* WHAT YOU WILL DO
Write out the records below word for word, please.

╔══

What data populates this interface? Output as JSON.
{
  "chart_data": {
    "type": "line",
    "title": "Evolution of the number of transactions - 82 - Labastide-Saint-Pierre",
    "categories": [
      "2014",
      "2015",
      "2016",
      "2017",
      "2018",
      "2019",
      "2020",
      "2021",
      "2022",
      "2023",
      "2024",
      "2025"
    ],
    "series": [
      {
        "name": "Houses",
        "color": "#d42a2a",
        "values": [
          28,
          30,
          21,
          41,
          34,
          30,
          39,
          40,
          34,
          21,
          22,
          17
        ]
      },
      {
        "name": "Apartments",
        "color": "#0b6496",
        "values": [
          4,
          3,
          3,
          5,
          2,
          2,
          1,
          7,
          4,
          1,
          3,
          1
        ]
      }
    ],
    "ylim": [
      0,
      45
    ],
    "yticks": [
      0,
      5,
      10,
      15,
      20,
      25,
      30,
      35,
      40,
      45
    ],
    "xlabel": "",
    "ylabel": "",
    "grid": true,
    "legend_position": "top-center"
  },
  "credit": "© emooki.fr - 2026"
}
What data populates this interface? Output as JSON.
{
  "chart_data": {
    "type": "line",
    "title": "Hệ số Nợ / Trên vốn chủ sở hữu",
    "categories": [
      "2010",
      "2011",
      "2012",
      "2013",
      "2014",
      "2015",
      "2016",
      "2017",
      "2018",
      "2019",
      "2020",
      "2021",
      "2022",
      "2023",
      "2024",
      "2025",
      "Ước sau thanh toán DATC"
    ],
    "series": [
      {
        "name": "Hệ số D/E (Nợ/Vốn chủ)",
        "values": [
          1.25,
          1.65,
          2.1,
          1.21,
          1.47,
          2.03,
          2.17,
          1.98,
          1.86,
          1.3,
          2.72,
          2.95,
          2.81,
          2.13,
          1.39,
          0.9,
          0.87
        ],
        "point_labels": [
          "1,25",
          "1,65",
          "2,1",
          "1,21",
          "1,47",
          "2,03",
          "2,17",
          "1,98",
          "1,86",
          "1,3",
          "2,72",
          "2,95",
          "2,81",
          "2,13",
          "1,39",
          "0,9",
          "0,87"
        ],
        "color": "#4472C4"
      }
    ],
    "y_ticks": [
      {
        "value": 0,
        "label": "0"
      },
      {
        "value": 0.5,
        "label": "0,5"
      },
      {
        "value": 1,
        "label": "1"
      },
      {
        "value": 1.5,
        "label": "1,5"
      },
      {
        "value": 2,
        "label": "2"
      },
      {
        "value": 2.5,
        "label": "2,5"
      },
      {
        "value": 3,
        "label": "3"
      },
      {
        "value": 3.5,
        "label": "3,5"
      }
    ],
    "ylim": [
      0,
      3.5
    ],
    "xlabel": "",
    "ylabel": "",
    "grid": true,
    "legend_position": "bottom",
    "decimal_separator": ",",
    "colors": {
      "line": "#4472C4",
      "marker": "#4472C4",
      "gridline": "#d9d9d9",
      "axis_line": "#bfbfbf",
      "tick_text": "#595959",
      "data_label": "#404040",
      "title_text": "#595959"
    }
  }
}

╚══

* RESULT
What data populates this interface? Output as JSON.
{
  "chart_data": {
    "type": "line",
    "title": "Evolution of the number of transactions - 82 - Labastide-Saint-Pierre",
    "categories": [
      "2014",
      "2015",
      "2016",
      "2017",
      "2018",
      "2019",
      "2020",
      "2021",
      "2022",
      "2023",
      "2024",
      "2025"
    ],
    "series": [
      {
        "name": "Houses",
        "color": "#d42a2a",
        "values": [
          28,
          30,
          21,
          41,
          34,
          30,
          39,
          40,
          34,
          21,
          22,
          17
        ]
      },
      {
        "name": "Apartments",
        "color": "#0b6496",
        "values": [
          4,
          3,
          3,
          5,
          2,
          2,
          1,
          7,
          4,
          1,
          3,
          1
        ]
      }
    ],
    "ylim": [
      0,
      45
    ],
    "yticks": [
      0,
      5,
      10,
      15,
      20,
      25,
      30,
      35,
      40,
      45
    ],
    "xlabel": "",
    "ylabel": "",
    "grid": true,
    "legend_position": "top-center"
  },
  "credit": "© emooki.fr - 2026"
}
What data populates this interface? Output as JSON.
{
  "chart_data": {
    "type": "line",
    "title": "Hệ số Nợ / Trên vốn chủ sở hữu",
    "categories": [
      "2010",
      "2011",
      "2012",
      "2013",
      "2014",
      "2015",
      "2016",
      "2017",
      "2018",
      "2019",
      "2020",
      "2021",
      "2022",
      "2023",
      "2024",
      "2025",
      "Ước sau thanh toán DATC"
    ],
    "series": [
      {
        "name": "Hệ số D/E (Nợ/Vốn chủ)",
        "values": [
          1.25,
          1.65,
          2.1,
          1.21,
          1.47,
          2.03,
          2.17,
          1.98,
          1.86,
          1.3,
          2.72,
          2.95,
          2.81,
          2.13,
          1.39,
          0.9,
          0.87
        ],
        "point_labels": [
          "1,25",
          "1,65",
          "2,1",
          "1,21",
          "1,47",
          "2,03",
          "2,17",
          "1,98",
          "1,86",
          "1,3",
          "2,72",
          "2,95",
          "2,81",
          "2,13",
          "1,39",
          "0,9",
          "0,87"
        ],
        "color": "#4472C4"
      }
    ],
    "y_ticks": [
      {
        "value": 0,
        "label": "0"
      },
      {
        "value": 0.5,
        "label": "0,5"
      },
      {
        "value": 1,
        "label": "1"
      },
      {
        "value": 1.5,
        "label": "1,5"
      },
      {
        "value": 2,
        "label": "2"
      },
      {
        "value": 2.5,
        "label": "2,5"
      },
      {
        "value": 3,
        "label": "3"
      },
      {
        "value": 3.5,
        "label": "3,5"
      }
    ],
    "ylim": [
      0,
      3.5
    ],
    "xlabel": "",
    "ylabel": "",
    "grid": true,
    "legend_position": "bottom",
    "decimal_separator": ",",
    "colors": {
      "line": "#4472C4",
      "marker": "#4472C4",
      "gridline": "#d9d9d9",
      "axis_line": "#bfbfbf",
      "tick_text": "#595959",
      "data_label": "#404040",
      "title_text": "#595959"
    }
  }
}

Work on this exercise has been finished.